### WRITTEN EXERCISE
Copy out the entries below in full and exactly.

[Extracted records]
__________
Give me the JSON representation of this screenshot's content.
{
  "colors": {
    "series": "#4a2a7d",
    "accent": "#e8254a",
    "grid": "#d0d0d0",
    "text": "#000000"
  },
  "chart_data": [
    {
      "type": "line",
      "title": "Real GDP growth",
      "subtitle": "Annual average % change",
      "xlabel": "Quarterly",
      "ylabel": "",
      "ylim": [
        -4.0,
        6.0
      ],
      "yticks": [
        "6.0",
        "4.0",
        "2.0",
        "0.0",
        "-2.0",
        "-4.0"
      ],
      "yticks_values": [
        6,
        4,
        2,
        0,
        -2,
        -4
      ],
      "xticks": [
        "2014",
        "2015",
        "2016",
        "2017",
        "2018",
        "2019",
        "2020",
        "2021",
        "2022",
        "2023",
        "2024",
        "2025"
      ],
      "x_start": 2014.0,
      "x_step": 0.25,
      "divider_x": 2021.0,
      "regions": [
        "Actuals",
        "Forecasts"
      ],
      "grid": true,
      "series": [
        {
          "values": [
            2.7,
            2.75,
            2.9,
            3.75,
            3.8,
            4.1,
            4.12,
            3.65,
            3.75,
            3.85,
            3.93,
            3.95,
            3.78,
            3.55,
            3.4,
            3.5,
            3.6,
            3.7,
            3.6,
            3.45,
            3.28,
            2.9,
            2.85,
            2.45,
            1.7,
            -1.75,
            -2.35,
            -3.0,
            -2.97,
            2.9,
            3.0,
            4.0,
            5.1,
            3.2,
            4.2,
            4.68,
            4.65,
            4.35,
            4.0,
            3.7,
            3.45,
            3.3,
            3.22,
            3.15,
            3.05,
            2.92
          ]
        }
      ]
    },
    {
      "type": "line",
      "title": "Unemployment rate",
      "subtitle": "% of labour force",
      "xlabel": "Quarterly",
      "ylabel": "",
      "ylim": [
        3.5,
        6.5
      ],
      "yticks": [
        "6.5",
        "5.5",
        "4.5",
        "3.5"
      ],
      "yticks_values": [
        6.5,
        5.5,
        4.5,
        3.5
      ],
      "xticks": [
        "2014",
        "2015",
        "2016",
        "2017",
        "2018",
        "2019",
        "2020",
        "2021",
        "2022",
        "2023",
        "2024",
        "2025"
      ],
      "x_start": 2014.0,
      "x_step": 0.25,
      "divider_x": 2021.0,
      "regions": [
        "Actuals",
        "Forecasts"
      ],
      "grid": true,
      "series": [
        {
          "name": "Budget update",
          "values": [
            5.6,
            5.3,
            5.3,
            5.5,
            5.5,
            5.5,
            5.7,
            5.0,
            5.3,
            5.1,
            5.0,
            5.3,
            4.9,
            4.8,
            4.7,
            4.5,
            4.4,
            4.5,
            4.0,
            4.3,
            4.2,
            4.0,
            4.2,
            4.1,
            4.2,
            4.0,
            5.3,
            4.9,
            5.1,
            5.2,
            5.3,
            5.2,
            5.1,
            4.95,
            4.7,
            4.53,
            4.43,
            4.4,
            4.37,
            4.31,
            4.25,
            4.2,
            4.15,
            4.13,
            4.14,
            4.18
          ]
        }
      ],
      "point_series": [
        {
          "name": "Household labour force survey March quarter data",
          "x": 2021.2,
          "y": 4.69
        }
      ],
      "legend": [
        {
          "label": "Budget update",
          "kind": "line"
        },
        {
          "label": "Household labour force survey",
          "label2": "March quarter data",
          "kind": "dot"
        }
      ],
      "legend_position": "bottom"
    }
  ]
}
__________
### EXERCISE ANSWER
Give me the JSON representation of this screenshot's content.
{
  "colors": {
    "series": "#4a2a7d",
    "accent": "#e8254a",
    "grid": "#d0d0d0",
    "text": "#000000"
  },
  "chart_data": [
    {
      "type": "line",
      "title": "Real GDP growth",
      "subtitle": "Annual average % change",
      "xlabel": "Quarterly",
      "ylabel": "",
      "ylim": [
        -4.0,
        6.0
      ],
      "yticks": [
        "6.0",
        "4.0",
        "2.0",
        "0.0",
        "-2.0",
        "-4.0"
      ],
      "yticks_values": [
        6,
        4,
        2,
        0,
        -2,
        -4
      ],
      "xticks": [
        "2014",
        "2015",
        "2016",
        "2017",
        "2018",
        "2019",
        "2020",
        "2021",
        "2022",
        "2023",
        "2024",
        "2025"
      ],
      "x_start": 2014.0,
      "x_step": 0.25,
      "divider_x": 2021.0,
      "regions": [
        "Actuals",
        "Forecasts"
      ],
      "grid": true,
      "series": [
        {
          "values": [
            2.7,
            2.75,
            2.9,
            3.75,
            3.8,
            4.1,
            4.12,
            3.65,
            3.75,
            3.85,
            3.93,
            3.95,
            3.78,
            3.55,
            3.4,
            3.5,
            3.6,
            3.7,
            3.6,
            3.45,
            3.28,
            2.9,
            2.85,
            2.45,
            1.7,
            -1.75,
            -2.35,
            -3.0,
            -2.97,
            2.9,
            3.0,
            4.0,
            5.1,
            3.2,
            4.2,
            4.68,
            4.65,
            4.35,
            4.0,
            3.7,
            3.45,
            3.3,
            3.22,
            3.15,
            3.05,
            2.92
          ]
        }
      ]
    },
    {
      "type": "line",
      "title": "Unemployment rate",
      "subtitle": "% of labour force",
      "xlabel": "Quarterly",
      "ylabel": "",
      "ylim": [
        3.5,
        6.5
      ],
      "yticks": [
        "6.5",
        "5.5",
        "4.5",
        "3.5"
      ],
      "yticks_values": [
        6.5,
        5.5,
        4.5,
        3.5
      ],
      "xticks": [
        "2014",
        "2015",
        "2016",
        "2017",
        "2018",
        "2019",
        "2020",
        "2021",
        "2022",
        "2023",
        "2024",
        "2025"
      ],
      "x_start": 2014.0,
      "x_step": 0.25,
      "divider_x": 2021.0,
      "regions": [
        "Actuals",
        "Forecasts"
      ],
      "grid": true,
      "series": [
        {
          "name": "Budget update",
          "values": [
            5.6,
            5.3,
            5.3,
            5.5,
            5.5,
            5.5,
            5.7,
            5.0,
            5.3,
            5.1,
            5.0,
            5.3,
            4.9,
            4.8,
            4.7,
            4.5,
            4.4,
            4.5,
            4.0,
            4.3,
            4.2,
            4.0,
            4.2,
            4.1,
            4.2,
            4.0,
            5.3,
            4.9,
            5.1,
            5.2,
            5.3,
            5.2,
            5.1,
            4.95,
            4.7,
            4.53,
            4.43,
            4.4,
            4.37,
            4.31,
            4.25,
            4.2,
            4.15,
            4.13,
            4.14,
            4.18
          ]
        }
      ],
      "point_series": [
        {
          "name": "Household labour force survey March quarter data",
          "x": 2021.2,
          "y": 4.69
        }
      ],
      "legend": [
        {
          "label": "Budget update",
          "kind": "line"
        },
        {
          "label": "Household labour force survey",
          "label2": "March quarter data",
          "kind": "dot"
        }
      ],
      "legend_position": "bottom"
    }
  ]
}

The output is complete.